▸ Required task: Copy out all of the material exactly as presented.

Figure record listings

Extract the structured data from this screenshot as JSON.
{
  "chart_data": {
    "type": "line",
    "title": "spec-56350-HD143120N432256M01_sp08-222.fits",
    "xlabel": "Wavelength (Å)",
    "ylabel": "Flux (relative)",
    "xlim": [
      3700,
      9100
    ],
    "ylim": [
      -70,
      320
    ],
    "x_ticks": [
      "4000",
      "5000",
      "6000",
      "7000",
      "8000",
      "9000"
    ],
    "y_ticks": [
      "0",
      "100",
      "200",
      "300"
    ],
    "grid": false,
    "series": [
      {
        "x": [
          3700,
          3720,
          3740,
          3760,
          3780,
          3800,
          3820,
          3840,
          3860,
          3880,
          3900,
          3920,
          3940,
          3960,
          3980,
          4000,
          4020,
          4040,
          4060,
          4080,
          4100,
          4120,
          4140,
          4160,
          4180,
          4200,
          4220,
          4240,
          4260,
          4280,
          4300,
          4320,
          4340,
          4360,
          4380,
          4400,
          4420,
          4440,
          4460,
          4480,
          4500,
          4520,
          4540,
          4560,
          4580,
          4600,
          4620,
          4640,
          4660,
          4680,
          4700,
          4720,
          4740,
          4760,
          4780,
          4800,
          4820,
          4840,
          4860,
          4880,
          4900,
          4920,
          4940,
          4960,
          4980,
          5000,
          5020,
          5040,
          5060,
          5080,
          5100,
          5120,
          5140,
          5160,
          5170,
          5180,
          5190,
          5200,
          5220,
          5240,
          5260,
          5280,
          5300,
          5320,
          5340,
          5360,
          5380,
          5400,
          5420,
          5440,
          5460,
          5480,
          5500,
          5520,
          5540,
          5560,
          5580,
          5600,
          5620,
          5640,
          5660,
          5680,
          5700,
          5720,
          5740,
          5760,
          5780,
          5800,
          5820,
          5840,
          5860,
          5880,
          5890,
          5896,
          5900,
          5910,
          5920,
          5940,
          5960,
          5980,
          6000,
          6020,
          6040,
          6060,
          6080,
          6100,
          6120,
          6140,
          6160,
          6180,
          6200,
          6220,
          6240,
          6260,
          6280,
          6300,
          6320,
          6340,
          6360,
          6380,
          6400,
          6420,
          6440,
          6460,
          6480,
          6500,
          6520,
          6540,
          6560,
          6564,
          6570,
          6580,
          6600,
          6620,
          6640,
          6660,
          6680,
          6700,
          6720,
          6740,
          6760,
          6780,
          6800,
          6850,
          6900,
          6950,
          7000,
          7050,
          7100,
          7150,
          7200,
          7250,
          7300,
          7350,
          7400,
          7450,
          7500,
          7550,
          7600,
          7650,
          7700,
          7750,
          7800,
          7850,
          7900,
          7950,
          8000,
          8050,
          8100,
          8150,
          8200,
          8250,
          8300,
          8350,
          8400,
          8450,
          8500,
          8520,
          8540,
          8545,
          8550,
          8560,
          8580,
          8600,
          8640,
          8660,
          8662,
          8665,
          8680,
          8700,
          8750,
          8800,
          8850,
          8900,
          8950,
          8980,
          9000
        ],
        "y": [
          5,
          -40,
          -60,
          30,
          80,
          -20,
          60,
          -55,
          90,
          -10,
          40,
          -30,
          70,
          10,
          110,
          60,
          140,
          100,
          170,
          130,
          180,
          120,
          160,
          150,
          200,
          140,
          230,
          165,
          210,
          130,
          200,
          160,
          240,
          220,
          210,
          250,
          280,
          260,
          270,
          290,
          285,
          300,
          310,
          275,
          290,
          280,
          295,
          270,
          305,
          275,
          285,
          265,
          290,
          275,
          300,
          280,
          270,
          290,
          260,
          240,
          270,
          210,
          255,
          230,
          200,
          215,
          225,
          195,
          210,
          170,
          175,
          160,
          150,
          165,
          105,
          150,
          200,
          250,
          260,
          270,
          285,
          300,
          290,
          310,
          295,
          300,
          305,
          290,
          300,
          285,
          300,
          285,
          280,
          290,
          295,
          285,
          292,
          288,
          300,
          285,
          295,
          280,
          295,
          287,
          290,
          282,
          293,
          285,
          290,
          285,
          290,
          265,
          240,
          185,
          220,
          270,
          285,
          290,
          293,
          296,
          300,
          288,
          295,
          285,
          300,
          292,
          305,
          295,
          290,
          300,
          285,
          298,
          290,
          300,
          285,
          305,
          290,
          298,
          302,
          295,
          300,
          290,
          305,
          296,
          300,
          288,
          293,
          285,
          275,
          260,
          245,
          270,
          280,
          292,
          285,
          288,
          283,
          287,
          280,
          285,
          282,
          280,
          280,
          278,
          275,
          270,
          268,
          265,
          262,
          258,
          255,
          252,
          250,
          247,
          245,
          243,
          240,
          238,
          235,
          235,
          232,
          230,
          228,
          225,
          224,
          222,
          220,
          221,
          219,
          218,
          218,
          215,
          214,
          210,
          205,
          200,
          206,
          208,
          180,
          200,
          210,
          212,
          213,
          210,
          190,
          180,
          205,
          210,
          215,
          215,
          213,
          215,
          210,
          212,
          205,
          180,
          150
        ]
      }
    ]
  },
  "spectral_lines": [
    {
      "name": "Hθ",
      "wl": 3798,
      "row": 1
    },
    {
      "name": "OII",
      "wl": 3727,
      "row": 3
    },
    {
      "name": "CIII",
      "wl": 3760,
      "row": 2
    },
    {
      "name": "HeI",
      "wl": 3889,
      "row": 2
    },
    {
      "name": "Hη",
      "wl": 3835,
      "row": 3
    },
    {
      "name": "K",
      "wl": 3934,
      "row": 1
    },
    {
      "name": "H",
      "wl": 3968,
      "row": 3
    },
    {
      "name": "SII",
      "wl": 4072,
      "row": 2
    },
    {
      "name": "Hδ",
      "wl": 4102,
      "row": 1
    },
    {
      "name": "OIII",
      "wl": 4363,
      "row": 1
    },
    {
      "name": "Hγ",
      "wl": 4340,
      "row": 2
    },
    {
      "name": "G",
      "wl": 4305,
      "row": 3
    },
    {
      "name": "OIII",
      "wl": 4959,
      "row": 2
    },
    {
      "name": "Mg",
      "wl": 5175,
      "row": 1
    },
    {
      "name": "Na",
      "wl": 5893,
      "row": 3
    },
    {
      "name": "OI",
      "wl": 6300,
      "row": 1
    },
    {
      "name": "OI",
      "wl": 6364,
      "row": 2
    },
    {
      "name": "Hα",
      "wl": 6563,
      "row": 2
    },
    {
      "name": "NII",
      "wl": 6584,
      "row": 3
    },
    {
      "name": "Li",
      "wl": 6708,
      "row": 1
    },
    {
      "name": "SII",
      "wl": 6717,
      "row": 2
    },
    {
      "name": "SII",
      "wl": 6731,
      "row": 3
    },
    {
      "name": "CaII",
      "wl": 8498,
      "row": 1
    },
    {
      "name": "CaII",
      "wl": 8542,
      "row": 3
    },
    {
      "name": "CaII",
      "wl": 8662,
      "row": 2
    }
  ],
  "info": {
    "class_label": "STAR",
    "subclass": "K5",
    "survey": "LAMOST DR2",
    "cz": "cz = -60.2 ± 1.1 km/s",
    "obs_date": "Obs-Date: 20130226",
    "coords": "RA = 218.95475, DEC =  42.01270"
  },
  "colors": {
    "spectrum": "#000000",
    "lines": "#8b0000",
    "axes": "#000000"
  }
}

▸ Reply to the task:
Extract the structured data from this screenshot as JSON.
{
  "chart_data": {
    "type": "line",
    "title": "spec-56350-HD143120N432256M01_sp08-222.fits",
    "xlabel": "Wavelength (Å)",
    "ylabel": "Flux (relative)",
    "xlim": [
      3700,
      9100
    ],
    "ylim": [
      -70,
      320
    ],
    "x_ticks": [
      "4000",
      "5000",
      "6000",
      "7000",
      "8000",
      "9000"
    ],
    "y_ticks": [
      "0",
      "100",
      "200",
      "300"
    ],
    "grid": false,
    "series": [
      {
        "x": [
          3700,
          3720,
          3740,
          3760,
          3780,
          3800,
          3820,
          3840,
          3860,
          3880,
          3900,
          3920,
          3940,
          3960,
          3980,
          4000,
          4020,
          4040,
          4060,
          4080,
          4100,
          4120,
          4140,
          4160,
          4180,
          4200,
          4220,
          4240,
          4260,
          4280,
          4300,
          4320,
          4340,
          4360,
          4380,
          4400,
          4420,
          4440,
          4460,
          4480,
          4500,
          4520,
          4540,
          4560,
          4580,
          4600,
          4620,
          4640,
          4660,
          4680,
          4700,
          4720,
          4740,
          4760,
          4780,
          4800,
          4820,
          4840,
          4860,
          4880,
          4900,
          4920,
          4940,
          4960,
          4980,
          5000,
          5020,
          5040,
          5060,
          5080,
          5100,
          5120,
          5140,
          5160,
          5170,
          5180,
          5190,
          5200,
          5220,
          5240,
          5260,
          5280,
          5300,
          5320,
          5340,
          5360,
          5380,
          5400,
          5420,
          5440,
          5460,
          5480,
          5500,
          5520,
          5540,
          5560,
          5580,
          5600,
          5620,
          5640,
          5660,
          5680,
          5700,
          5720,
          5740,
          5760,
          5780,
          5800,
          5820,
          5840,
          5860,
          5880,
          5890,
          5896,
          5900,
          5910,
          5920,
          5940,
          5960,
          5980,
          6000,
          6020,
          6040,
          6060,
          6080,
          6100,
          6120,
          6140,
          6160,
          6180,
          6200,
          6220,
          6240,
          6260,
          6280,
          6300,
          6320,
          6340,
          6360,
          6380,
          6400,
          6420,
          6440,
          6460,
          6480,
          6500,
          6520,
          6540,
          6560,
          6564,
          6570,
          6580,
          6600,
          6620,
          6640,
          6660,
          6680,
          6700,
          6720,
          6740,
          6760,
          6780,
          6800,
          6850,
          6900,
          6950,
          7000,
          7050,
          7100,
          7150,
          7200,
          7250,
          7300,
          7350,
          7400,
          7450,
          7500,
          7550,
          7600,
          7650,
          7700,
          7750,
          7800,
          7850,
          7900,
          7950,
          8000,
          8050,
          8100,
          8150,
          8200,
          8250,
          8300,
          8350,
          8400,
          8450,
          8500,
          8520,
          8540,
          8545,
          8550,
          8560,
          8580,
          8600,
          8640,
          8660,
          8662,
          8665,
          8680,
          8700,
          8750,
          8800,
          8850,
          8900,
          8950,
          8980,
          9000
        ],
        "y": [
          5,
          -40,
          -60,
          30,
          80,
          -20,
          60,
          -55,
          90,
          -10,
          40,
          -30,
          70,
          10,
          110,
          60,
          140,
          100,
          170,
          130,
          180,
          120,
          160,
          150,
          200,
          140,
          230,
          165,
          210,
          130,
          200,
          160,
          240,
          220,
          210,
          250,
          280,
          260,
          270,
          290,
          285,
          300,
          310,
          275,
          290,
          280,
          295,
          270,
          305,
          275,
          285,
          265,
          290,
          275,
          300,
          280,
          270,
          290,
          260,
          240,
          270,
          210,
          255,
          230,
          200,
          215,
          225,
          195,
          210,
          170,
          175,
          160,
          150,
          165,
          105,
          150,
          200,
          250,
          260,
          270,
          285,
          300,
          290,
          310,
          295,
          300,
          305,
          290,
          300,
          285,
          300,
          285,
          280,
          290,
          295,
          285,
          292,
          288,
          300,
          285,
          295,
          280,
          295,
          287,
          290,
          282,
          293,
          285,
          290,
          285,
          290,
          265,
          240,
          185,
          220,
          270,
          285,
          290,
          293,
          296,
          300,
          288,
          295,
          285,
          300,
          292,
          305,
          295,
          290,
          300,
          285,
          298,
          290,
          300,
          285,
          305,
          290,
          298,
          302,
          295,
          300,
          290,
          305,
          296,
          300,
          288,
          293,
          285,
          275,
          260,
          245,
          270,
          280,
          292,
          285,
          288,
          283,
          287,
          280,
          285,
          282,
          280,
          280,
          278,
          275,
          270,
          268,
          265,
          262,
          258,
          255,
          252,
          250,
          247,
          245,
          243,
          240,
          238,
          235,
          235,
          232,
          230,
          228,
          225,
          224,
          222,
          220,
          221,
          219,
          218,
          218,
          215,
          214,
          210,
          205,
          200,
          206,
          208,
          180,
          200,
          210,
          212,
          213,
          210,
          190,
          180,
          205,
          210,
          215,
          215,
          213,
          215,
          210,
          212,
          205,
          180,
          150
        ]
      }
    ]
  },
  "spectral_lines": [
    {
      "name": "Hθ",
      "wl": 3798,
      "row": 1
    },
    {
      "name": "OII",
      "wl": 3727,
      "row": 3
    },
    {
      "name": "CIII",
      "wl": 3760,
      "row": 2
    },
    {
      "name": "HeI",
      "wl": 3889,
      "row": 2
    },
    {
      "name": "Hη",
      "wl": 3835,
      "row": 3
    },
    {
      "name": "K",
      "wl": 3934,
      "row": 1
    },
    {
      "name": "H",
      "wl": 3968,
      "row": 3
    },
    {
      "name": "SII",
      "wl": 4072,
      "row": 2
    },
    {
      "name": "Hδ",
      "wl": 4102,
      "row": 1
    },
    {
      "name": "OIII",
      "wl": 4363,
      "row": 1
    },
    {
      "name": "Hγ",
      "wl": 4340,
      "row": 2
    },
    {
      "name": "G",
      "wl": 4305,
      "row": 3
    },
    {
      "name": "OIII",
      "wl": 4959,
      "row": 2
    },
    {
      "name": "Mg",
      "wl": 5175,
      "row": 1
    },
    {
      "name": "Na",
      "wl": 5893,
      "row": 3
    },
    {
      "name": "OI",
      "wl": 6300,
      "row": 1
    },
    {
      "name": "OI",
      "wl": 6364,
      "row": 2
    },
    {
      "name": "Hα",
      "wl": 6563,
      "row": 2
    },
    {
      "name": "NII",
      "wl": 6584,
      "row": 3
    },
    {
      "name": "Li",
      "wl": 6708,
      "row": 1
    },
    {
      "name": "SII",
      "wl": 6717,
      "row": 2
    },
    {
      "name": "SII",
      "wl": 6731,
      "row": 3
    },
    {
      "name": "CaII",
      "wl": 8498,
      "row": 1
    },
    {
      "name": "CaII",
      "wl": 8542,
      "row": 3
    },
    {
      "name": "CaII",
      "wl": 8662,
      "row": 2
    }
  ],
  "info": {
    "class_label": "STAR",
    "subclass": "K5",
    "survey": "LAMOST DR2",
    "cz": "cz = -60.2 ± 1.1 km/s",
    "obs_date": "Obs-Date: 20130226",
    "coords": "RA = 218.95475, DEC =  42.01270"
  },
  "colors": {
    "spectrum": "#000000",
    "lines": "#8b0000",
    "axes": "#000000"
  }
}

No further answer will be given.